_SET TASK_: Leave out the pictures and transcribe the rest of the records exactly.

[Start]

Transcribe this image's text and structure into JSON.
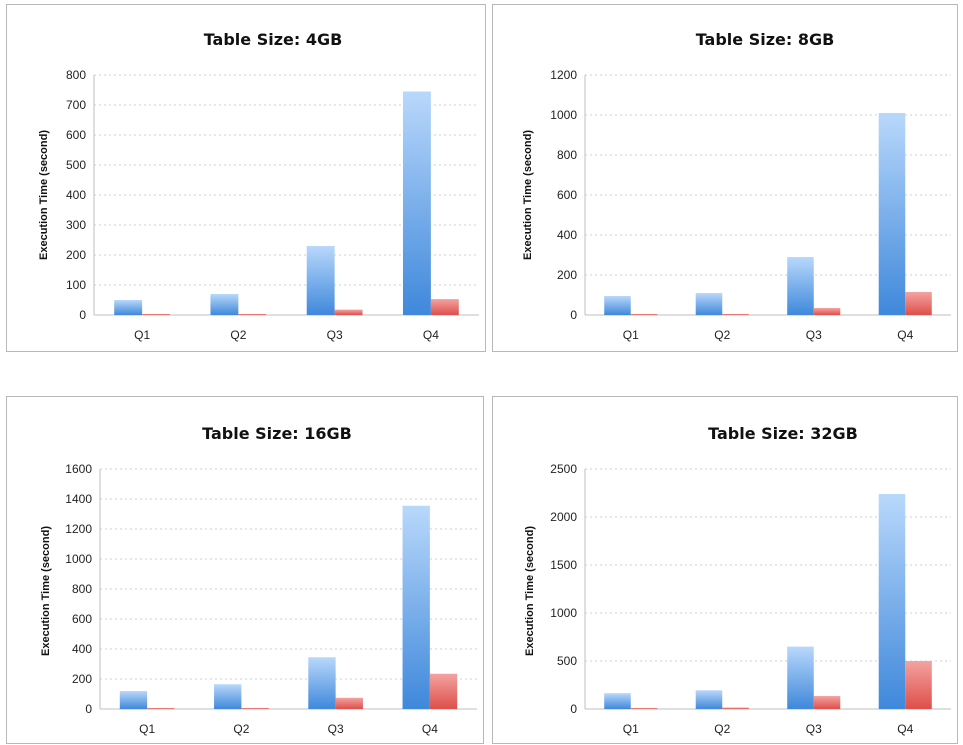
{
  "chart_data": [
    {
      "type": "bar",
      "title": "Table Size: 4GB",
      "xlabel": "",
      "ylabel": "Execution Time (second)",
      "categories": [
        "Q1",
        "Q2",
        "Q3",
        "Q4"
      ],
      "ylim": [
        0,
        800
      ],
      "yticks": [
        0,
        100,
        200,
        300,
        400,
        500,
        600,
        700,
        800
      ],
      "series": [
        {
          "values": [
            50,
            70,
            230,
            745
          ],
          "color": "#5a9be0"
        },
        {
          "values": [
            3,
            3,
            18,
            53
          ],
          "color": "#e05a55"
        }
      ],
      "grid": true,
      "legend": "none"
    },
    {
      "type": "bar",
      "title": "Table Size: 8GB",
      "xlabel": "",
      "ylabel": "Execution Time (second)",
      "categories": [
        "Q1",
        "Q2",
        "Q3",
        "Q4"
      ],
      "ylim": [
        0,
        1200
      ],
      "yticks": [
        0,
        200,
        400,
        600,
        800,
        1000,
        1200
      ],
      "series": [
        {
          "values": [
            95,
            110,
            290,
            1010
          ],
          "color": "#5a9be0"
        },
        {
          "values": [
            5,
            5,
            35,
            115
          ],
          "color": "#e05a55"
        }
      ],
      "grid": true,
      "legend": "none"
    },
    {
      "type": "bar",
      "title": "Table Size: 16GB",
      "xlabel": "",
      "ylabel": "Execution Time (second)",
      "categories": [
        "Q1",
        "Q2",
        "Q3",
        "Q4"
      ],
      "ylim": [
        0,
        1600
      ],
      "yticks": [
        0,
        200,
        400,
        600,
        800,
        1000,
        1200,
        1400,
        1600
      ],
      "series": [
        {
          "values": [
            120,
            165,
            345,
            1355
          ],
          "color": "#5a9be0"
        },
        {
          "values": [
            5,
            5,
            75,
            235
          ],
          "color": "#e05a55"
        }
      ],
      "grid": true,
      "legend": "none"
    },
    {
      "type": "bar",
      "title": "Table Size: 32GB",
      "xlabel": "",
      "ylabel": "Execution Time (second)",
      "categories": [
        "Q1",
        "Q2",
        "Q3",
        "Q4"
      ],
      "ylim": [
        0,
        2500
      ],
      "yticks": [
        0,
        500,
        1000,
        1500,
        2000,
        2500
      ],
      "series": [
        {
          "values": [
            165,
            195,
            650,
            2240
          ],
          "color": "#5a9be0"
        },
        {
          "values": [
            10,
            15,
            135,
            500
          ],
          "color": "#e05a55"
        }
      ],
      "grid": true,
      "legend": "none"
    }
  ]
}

[End]

_ANSWER BELOW_:
Transcribe this image's text and structure into JSON.
{
  "chart_data": [
    {
      "type": "bar",
      "title": "Table Size: 4GB",
      "xlabel": "",
      "ylabel": "Execution Time (second)",
      "categories": [
        "Q1",
        "Q2",
        "Q3",
        "Q4"
      ],
      "ylim": [
        0,
        800
      ],
      "yticks": [
        0,
        100,
        200,
        300,
        400,
        500,
        600,
        700,
        800
      ],
      "series": [
        {
          "values": [
            50,
            70,
            230,
            745
          ],
          "color": "#5a9be0"
        },
        {
          "values": [
            3,
            3,
            18,
            53
          ],
          "color": "#e05a55"
        }
      ],
      "grid": true,
      "legend": "none"
    },
    {
      "type": "bar",
      "title": "Table Size: 8GB",
      "xlabel": "",
      "ylabel": "Execution Time (second)",
      "categories": [
        "Q1",
        "Q2",
        "Q3",
        "Q4"
      ],
      "ylim": [
        0,
        1200
      ],
      "yticks": [
        0,
        200,
        400,
        600,
        800,
        1000,
        1200
      ],
      "series": [
        {
          "values": [
            95,
            110,
            290,
            1010
          ],
          "color": "#5a9be0"
        },
        {
          "values": [
            5,
            5,
            35,
            115
          ],
          "color": "#e05a55"
        }
      ],
      "grid": true,
      "legend": "none"
    },
    {
      "type": "bar",
      "title": "Table Size: 16GB",
      "xlabel": "",
      "ylabel": "Execution Time (second)",
      "categories": [
        "Q1",
        "Q2",
        "Q3",
        "Q4"
      ],
      "ylim": [
        0,
        1600
      ],
      "yticks": [
        0,
        200,
        400,
        600,
        800,
        1000,
        1200,
        1400,
        1600
      ],
      "series": [
        {
          "values": [
            120,
            165,
            345,
            1355
          ],
          "color": "#5a9be0"
        },
        {
          "values": [
            5,
            5,
            75,
            235
          ],
          "color": "#e05a55"
        }
      ],
      "grid": true,
      "legend": "none"
    },
    {
      "type": "bar",
      "title": "Table Size: 32GB",
      "xlabel": "",
      "ylabel": "Execution Time (second)",
      "categories": [
        "Q1",
        "Q2",
        "Q3",
        "Q4"
      ],
      "ylim": [
        0,
        2500
      ],
      "yticks": [
        0,
        500,
        1000,
        1500,
        2000,
        2500
      ],
      "series": [
        {
          "values": [
            165,
            195,
            650,
            2240
          ],
          "color": "#5a9be0"
        },
        {
          "values": [
            10,
            15,
            135,
            500
          ],
          "color": "#e05a55"
        }
      ],
      "grid": true,
      "legend": "none"
    }
  ]
}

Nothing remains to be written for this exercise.